▸ PROBLEM
Note each line that includes the word "look". Copy those lines.

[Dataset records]
......

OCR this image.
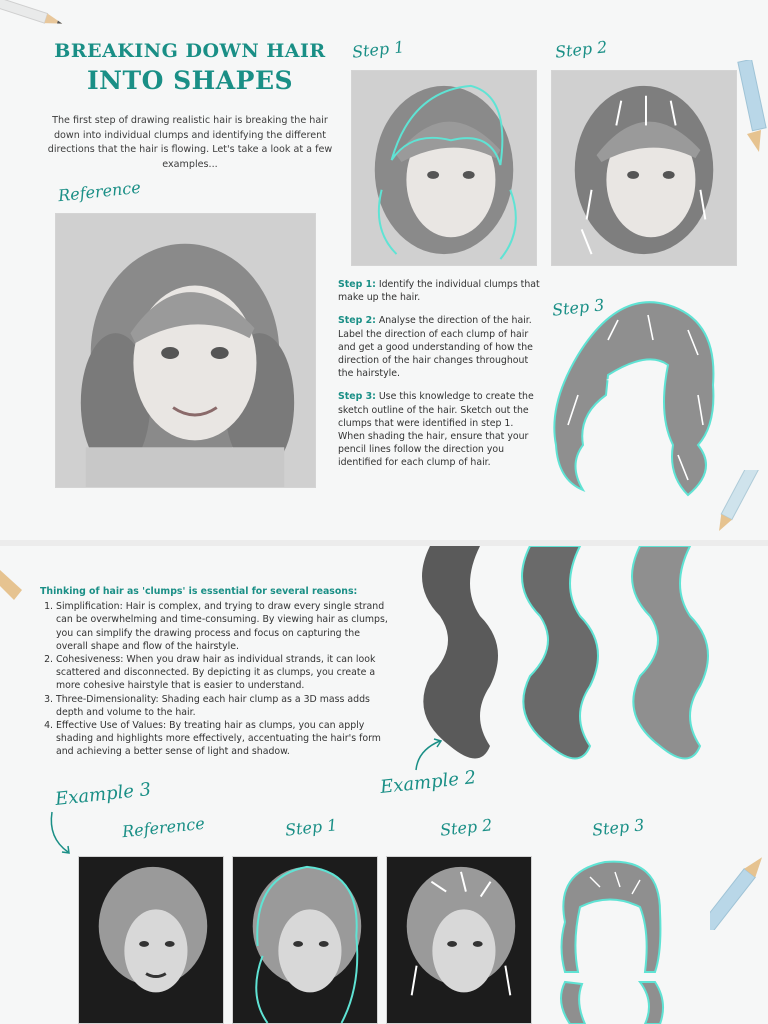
BREAKING DOWN HAIR
INTO SHAPES
The first step of drawing realistic hair is breaking the hair down into individual clumps and identifying the different directions that the hair is flowing. Let's take a look at a few examples...
Reference
Step 1	Step 2

Step 1: Identify the individual clumps that make up the hair.

Step 2: Analyse the direction of the hair. Label the direction of each clump of hair and get a good understanding of how the direction of the hair changes throughout the hairstyle.

Step 3: Use this knowledge to create the sketch outline of the hair. Sketch out the clumps that were identified in step 1. When shading the hair, ensure that your pencil lines follow the direction you identified for each clump of hair.

Step 3
Thinking of hair as 'clumps' is essential for several reasons:
1. Simplification: Hair is complex, and trying to draw every single strand can be overwhelming and time-consuming. By viewing hair as clumps, you can simplify the drawing process and focus on capturing the overall shape and flow of the hairstyle.
2. Cohesiveness: When you draw hair as individual strands, it can look scattered and disconnected. By depicting it as clumps, you create a more cohesive hairstyle that is easier to understand.
3. Three-Dimensionality: Shading each hair clump as a 3D mass adds depth and volume to the hair.
4. Effective Use of Values: By treating hair as clumps, you can apply shading and highlights more effectively, accentuating the hair's form and achieving a better sense of light and shadow.
Example 2
Example 3
Reference	Step 1	Step 2	Step 3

......

▸ ANSWER TO THE TASK
The first step of drawing realistic hair is breaking the hair down into individual clumps and identifying the different directions that the hair is flowing. Let's take a look at a few examples...
2. Cohesiveness: When you draw hair as individual strands, it can look scattered and disconnected. By depicting it as clumps, you create a more cohesive hairstyle that is easier to understand.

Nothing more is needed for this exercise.